▸ **Problem to solve**:
Where a line holds the string "para", return that line.
☆ ☆ ☆
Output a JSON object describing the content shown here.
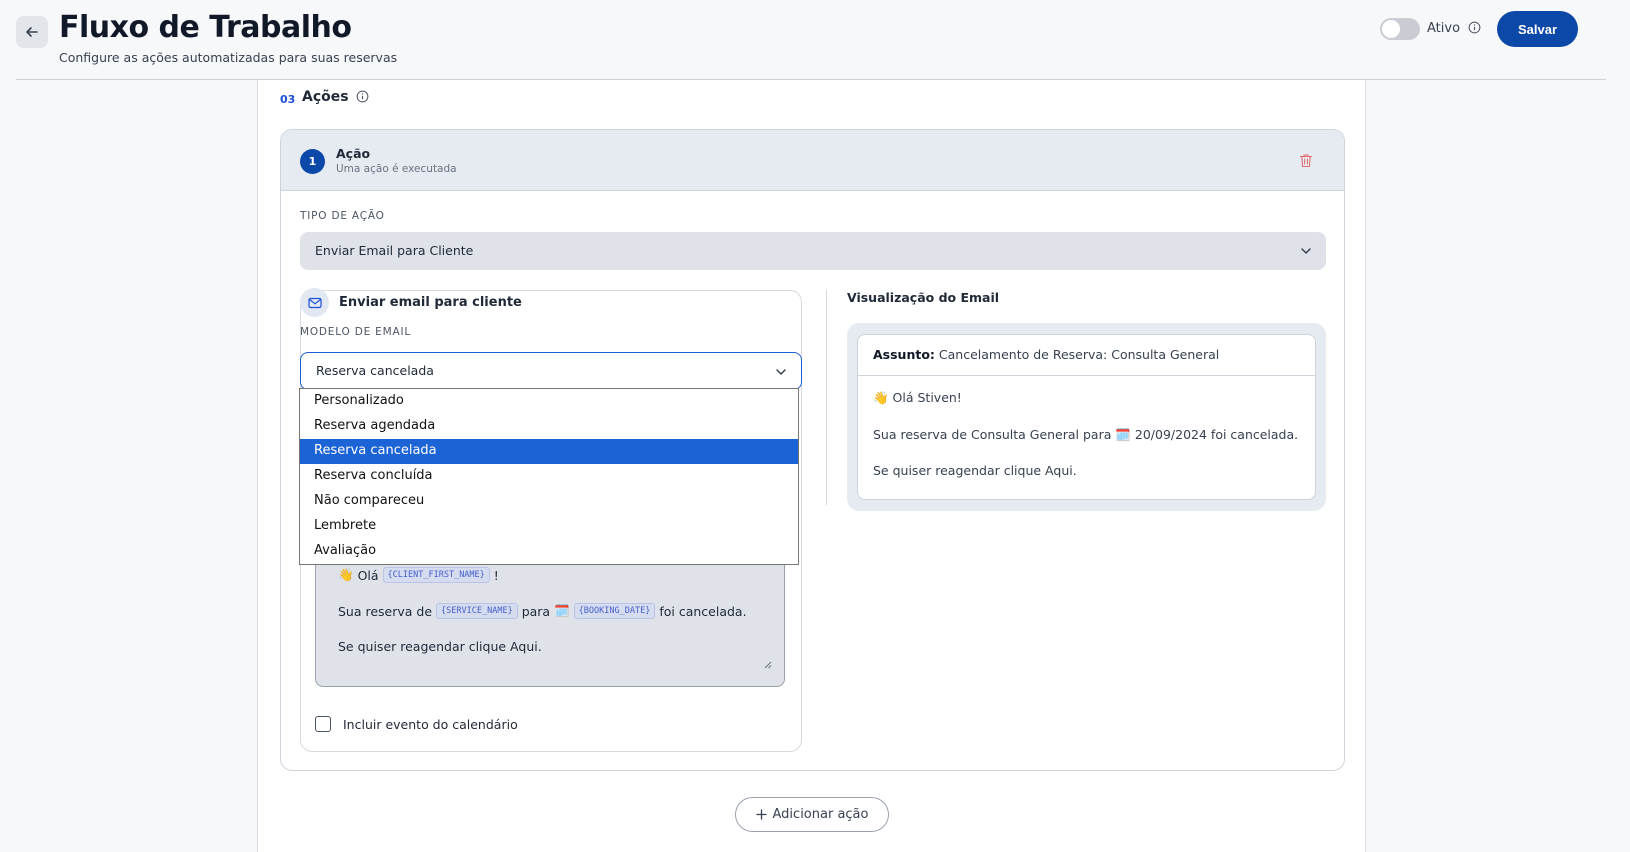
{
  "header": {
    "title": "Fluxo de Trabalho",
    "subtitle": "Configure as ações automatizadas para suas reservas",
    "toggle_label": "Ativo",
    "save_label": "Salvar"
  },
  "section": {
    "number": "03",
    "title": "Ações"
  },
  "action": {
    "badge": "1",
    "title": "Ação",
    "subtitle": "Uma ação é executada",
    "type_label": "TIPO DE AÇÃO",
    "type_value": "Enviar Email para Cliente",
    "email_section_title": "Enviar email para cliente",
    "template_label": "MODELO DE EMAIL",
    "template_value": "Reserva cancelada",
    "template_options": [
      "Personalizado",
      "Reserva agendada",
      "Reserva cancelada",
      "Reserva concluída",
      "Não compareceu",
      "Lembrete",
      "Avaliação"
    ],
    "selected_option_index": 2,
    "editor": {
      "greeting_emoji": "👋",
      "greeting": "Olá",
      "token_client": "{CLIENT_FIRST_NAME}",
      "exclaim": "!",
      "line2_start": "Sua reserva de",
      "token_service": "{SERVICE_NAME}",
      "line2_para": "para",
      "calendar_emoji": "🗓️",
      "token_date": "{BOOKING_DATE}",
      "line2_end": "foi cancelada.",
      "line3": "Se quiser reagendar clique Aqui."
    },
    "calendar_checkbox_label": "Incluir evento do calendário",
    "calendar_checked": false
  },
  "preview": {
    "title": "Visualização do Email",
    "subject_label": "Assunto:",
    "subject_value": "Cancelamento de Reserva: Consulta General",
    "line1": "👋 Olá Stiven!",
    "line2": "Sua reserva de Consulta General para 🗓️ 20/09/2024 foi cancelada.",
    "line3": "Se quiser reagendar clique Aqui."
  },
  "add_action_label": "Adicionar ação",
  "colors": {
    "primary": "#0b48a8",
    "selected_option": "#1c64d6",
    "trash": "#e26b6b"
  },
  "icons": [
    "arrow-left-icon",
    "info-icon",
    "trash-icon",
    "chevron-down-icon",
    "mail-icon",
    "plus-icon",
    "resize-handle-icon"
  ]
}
☆ ☆ ☆
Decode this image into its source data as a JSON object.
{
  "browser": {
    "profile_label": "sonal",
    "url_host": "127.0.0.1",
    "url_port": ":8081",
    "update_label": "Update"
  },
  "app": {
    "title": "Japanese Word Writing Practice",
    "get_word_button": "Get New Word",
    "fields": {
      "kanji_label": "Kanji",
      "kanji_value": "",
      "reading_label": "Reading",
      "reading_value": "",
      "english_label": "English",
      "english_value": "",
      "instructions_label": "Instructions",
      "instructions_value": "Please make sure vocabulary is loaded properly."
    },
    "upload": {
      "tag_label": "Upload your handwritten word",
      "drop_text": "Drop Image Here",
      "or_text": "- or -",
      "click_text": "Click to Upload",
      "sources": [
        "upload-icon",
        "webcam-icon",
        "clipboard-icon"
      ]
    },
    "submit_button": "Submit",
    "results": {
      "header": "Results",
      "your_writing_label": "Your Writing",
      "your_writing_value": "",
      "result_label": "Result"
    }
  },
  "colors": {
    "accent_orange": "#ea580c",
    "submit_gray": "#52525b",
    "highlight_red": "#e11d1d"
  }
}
☆ ☆ ☆
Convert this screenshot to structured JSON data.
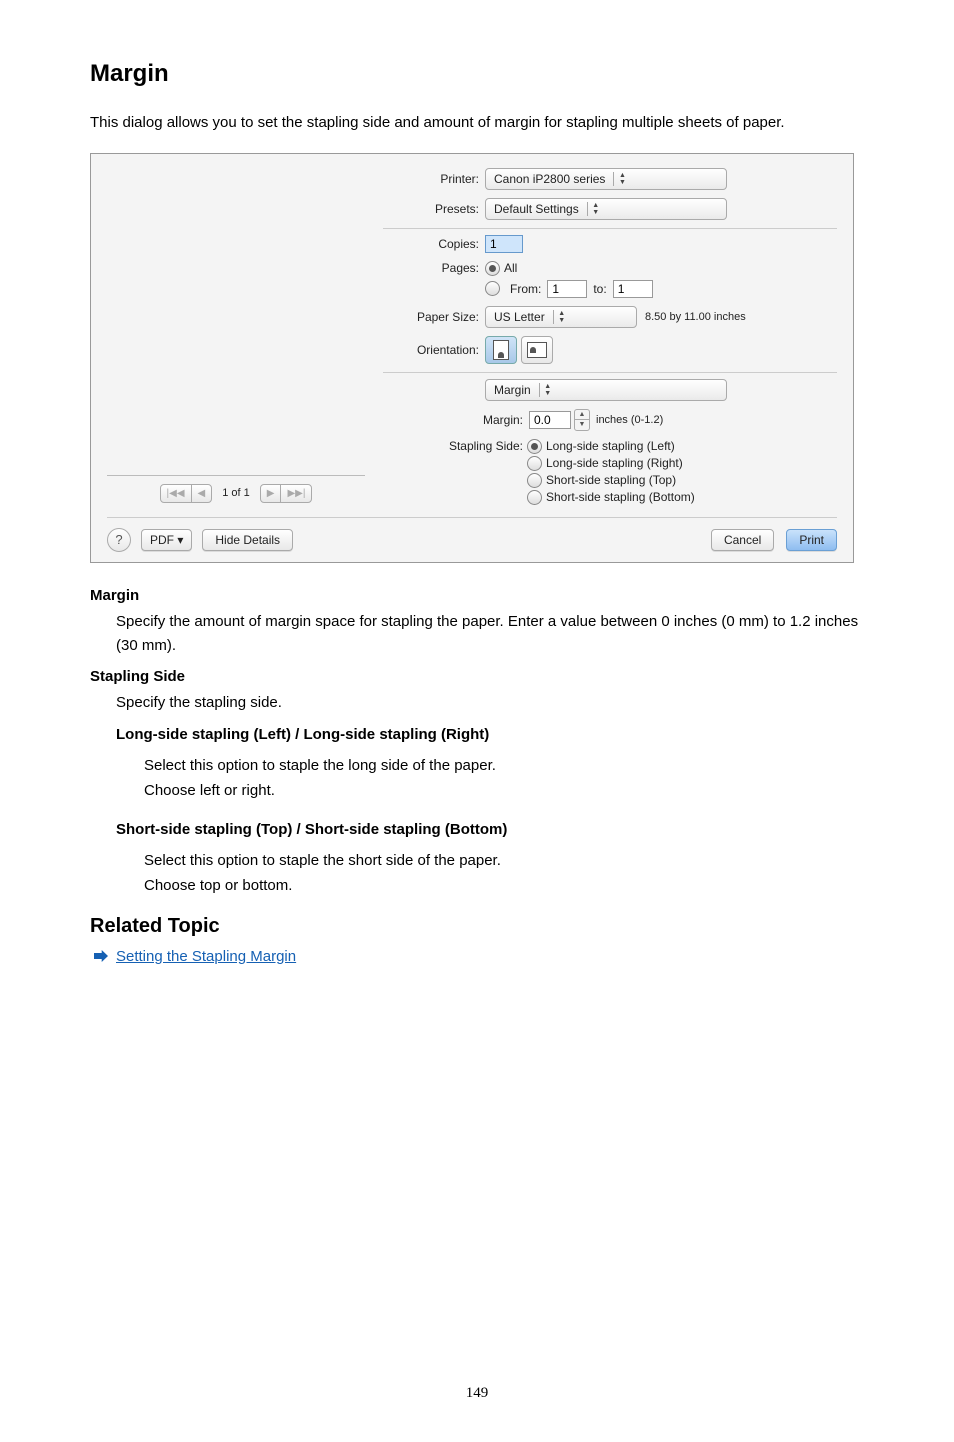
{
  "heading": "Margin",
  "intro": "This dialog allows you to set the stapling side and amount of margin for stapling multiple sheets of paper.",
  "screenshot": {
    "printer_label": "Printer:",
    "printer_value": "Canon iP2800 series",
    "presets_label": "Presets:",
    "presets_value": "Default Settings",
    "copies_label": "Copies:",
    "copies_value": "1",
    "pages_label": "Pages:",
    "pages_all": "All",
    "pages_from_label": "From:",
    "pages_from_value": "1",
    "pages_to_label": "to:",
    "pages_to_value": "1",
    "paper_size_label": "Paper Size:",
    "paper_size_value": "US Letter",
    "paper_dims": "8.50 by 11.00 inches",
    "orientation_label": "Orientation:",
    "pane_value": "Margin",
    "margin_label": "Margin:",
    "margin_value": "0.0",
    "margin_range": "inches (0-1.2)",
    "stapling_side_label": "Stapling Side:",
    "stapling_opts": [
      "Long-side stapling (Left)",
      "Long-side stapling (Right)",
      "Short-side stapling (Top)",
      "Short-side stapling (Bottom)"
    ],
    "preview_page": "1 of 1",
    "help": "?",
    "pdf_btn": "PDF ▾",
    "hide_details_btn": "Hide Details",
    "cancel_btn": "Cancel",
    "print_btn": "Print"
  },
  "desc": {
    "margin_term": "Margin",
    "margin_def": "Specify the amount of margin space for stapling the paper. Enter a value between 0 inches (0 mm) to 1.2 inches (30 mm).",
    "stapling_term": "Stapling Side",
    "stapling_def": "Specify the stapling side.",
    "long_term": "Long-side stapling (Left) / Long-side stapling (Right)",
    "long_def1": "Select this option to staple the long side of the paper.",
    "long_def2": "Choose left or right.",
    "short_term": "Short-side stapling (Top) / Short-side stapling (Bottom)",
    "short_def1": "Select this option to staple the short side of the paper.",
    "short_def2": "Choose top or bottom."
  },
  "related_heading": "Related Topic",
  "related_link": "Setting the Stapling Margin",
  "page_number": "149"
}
☆ ☆ ☆
▸ **Output for this task**:
    "subtitle": "Configure as ações automatizadas para suas reservas",
    "type_value": "Enviar Email para Cliente",
    "email_section_title": "Enviar email para cliente",
      "line2_para": "para",
    "line2": "Sua reserva de Consulta General para 🗓️ 20/09/2024 foi cancelada.",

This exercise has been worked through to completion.